Exercise goal:
Every record below is to be retyped exactly.

(Saved entries)
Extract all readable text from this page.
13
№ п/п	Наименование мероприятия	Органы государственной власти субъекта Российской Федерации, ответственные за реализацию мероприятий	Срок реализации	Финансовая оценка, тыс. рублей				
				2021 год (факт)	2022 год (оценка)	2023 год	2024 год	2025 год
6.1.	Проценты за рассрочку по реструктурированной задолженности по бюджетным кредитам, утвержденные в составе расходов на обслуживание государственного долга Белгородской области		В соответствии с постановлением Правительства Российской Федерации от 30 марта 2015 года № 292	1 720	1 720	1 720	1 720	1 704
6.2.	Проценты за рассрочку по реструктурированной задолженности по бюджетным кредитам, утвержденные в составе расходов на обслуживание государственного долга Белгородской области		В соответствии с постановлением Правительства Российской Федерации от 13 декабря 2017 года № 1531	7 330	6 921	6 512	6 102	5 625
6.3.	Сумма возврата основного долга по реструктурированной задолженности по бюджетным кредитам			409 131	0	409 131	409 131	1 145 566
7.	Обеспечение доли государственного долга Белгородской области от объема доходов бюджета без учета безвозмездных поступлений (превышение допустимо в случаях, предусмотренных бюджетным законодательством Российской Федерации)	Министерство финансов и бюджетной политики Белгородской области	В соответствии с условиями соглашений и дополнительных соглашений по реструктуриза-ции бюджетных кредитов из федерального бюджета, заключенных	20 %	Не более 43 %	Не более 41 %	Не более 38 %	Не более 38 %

In response:
Extract all readable text from this page.
13
№ п/п	Наименование мероприятия	Органы государственной власти субъекта Российской Федерации, ответственные за реализацию мероприятий	Срок реализации	Финансовая оценка, тыс. рублей				
				2021 год (факт)	2022 год (оценка)	2023 год	2024 год	2025 год
6.1.	Проценты за рассрочку по реструктурированной задолженности по бюджетным кредитам, утвержденные в составе расходов на обслуживание государственного долга Белгородской области		В соответствии с постановлением Правительства Российской Федерации от 30 марта 2015 года № 292	1 720	1 720	1 720	1 720	1 704
6.2.	Проценты за рассрочку по реструктурированной задолженности по бюджетным кредитам, утвержденные в составе расходов на обслуживание государственного долга Белгородской области		В соответствии с постановлением Правительства Российской Федерации от 13 декабря 2017 года № 1531	7 330	6 921	6 512	6 102	5 625
6.3.	Сумма возврата основного долга по реструктурированной задолженности по бюджетным кредитам			409 131	0	409 131	409 131	1 145 566
7.	Обеспечение доли государственного долга Белгородской области от объема доходов бюджета без учета безвозмездных поступлений (превышение допустимо в случаях, предусмотренных бюджетным законодательством Российской Федерации)	Министерство финансов и бюджетной политики Белгородской области	В соответствии с условиями соглашений и дополнительных соглашений по реструктуриза-ции бюджетных кредитов из федерального бюджета, заключенных	20 %	Не более 43 %	Не более 41 %	Не более 38 %	Не более 38 %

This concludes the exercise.